# Objective
Output all lines exactly.
§
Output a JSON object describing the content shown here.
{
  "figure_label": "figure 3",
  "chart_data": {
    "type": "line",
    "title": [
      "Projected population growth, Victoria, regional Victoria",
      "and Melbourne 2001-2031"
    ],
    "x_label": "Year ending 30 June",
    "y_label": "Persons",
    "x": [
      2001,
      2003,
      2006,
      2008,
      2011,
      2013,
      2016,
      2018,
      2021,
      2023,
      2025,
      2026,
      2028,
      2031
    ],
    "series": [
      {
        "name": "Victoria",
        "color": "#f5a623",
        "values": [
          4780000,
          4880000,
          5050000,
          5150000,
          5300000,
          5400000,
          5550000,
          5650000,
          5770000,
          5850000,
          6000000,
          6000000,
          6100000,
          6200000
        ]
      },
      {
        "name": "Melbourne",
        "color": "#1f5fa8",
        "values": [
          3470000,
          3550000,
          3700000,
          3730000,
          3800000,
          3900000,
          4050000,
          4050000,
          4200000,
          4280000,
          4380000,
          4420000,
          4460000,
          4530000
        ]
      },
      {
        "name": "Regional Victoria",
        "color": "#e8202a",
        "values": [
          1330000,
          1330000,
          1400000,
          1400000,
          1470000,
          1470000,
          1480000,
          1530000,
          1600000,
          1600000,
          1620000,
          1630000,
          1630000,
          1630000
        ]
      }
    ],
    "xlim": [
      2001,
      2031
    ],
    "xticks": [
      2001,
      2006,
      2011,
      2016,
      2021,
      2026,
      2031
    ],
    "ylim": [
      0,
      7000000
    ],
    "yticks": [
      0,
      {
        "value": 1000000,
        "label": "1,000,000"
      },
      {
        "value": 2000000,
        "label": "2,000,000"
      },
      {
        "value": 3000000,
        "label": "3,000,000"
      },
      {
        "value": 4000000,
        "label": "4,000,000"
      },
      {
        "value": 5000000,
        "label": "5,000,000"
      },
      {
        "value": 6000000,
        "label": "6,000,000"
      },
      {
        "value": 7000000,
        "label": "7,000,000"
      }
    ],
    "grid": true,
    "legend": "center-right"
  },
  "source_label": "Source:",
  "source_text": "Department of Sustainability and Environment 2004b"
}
§
# Answer to this problem
Output a JSON object describing the content shown here.
{
  "figure_label": "figure 3",
  "chart_data": {
    "type": "line",
    "title": [
      "Projected population growth, Victoria, regional Victoria",
      "and Melbourne 2001-2031"
    ],
    "x_label": "Year ending 30 June",
    "y_label": "Persons",
    "x": [
      2001,
      2003,
      2006,
      2008,
      2011,
      2013,
      2016,
      2018,
      2021,
      2023,
      2025,
      2026,
      2028,
      2031
    ],
    "series": [
      {
        "name": "Victoria",
        "color": "#f5a623",
        "values": [
          4780000,
          4880000,
          5050000,
          5150000,
          5300000,
          5400000,
          5550000,
          5650000,
          5770000,
          5850000,
          6000000,
          6000000,
          6100000,
          6200000
        ]
      },
      {
        "name": "Melbourne",
        "color": "#1f5fa8",
        "values": [
          3470000,
          3550000,
          3700000,
          3730000,
          3800000,
          3900000,
          4050000,
          4050000,
          4200000,
          4280000,
          4380000,
          4420000,
          4460000,
          4530000
        ]
      },
      {
        "name": "Regional Victoria",
        "color": "#e8202a",
        "values": [
          1330000,
          1330000,
          1400000,
          1400000,
          1470000,
          1470000,
          1480000,
          1530000,
          1600000,
          1600000,
          1620000,
          1630000,
          1630000,
          1630000
        ]
      }
    ],
    "xlim": [
      2001,
      2031
    ],
    "xticks": [
      2001,
      2006,
      2011,
      2016,
      2021,
      2026,
      2031
    ],
    "ylim": [
      0,
      7000000
    ],
    "yticks": [
      0,
      {
        "value": 1000000,
        "label": "1,000,000"
      },
      {
        "value": 2000000,
        "label": "2,000,000"
      },
      {
        "value": 3000000,
        "label": "3,000,000"
      },
      {
        "value": 4000000,
        "label": "4,000,000"
      },
      {
        "value": 5000000,
        "label": "5,000,000"
      },
      {
        "value": 6000000,
        "label": "6,000,000"
      },
      {
        "value": 7000000,
        "label": "7,000,000"
      }
    ],
    "grid": true,
    "legend": "center-right"
  },
  "source_label": "Source:",
  "source_text": "Department of Sustainability and Environment 2004b"
}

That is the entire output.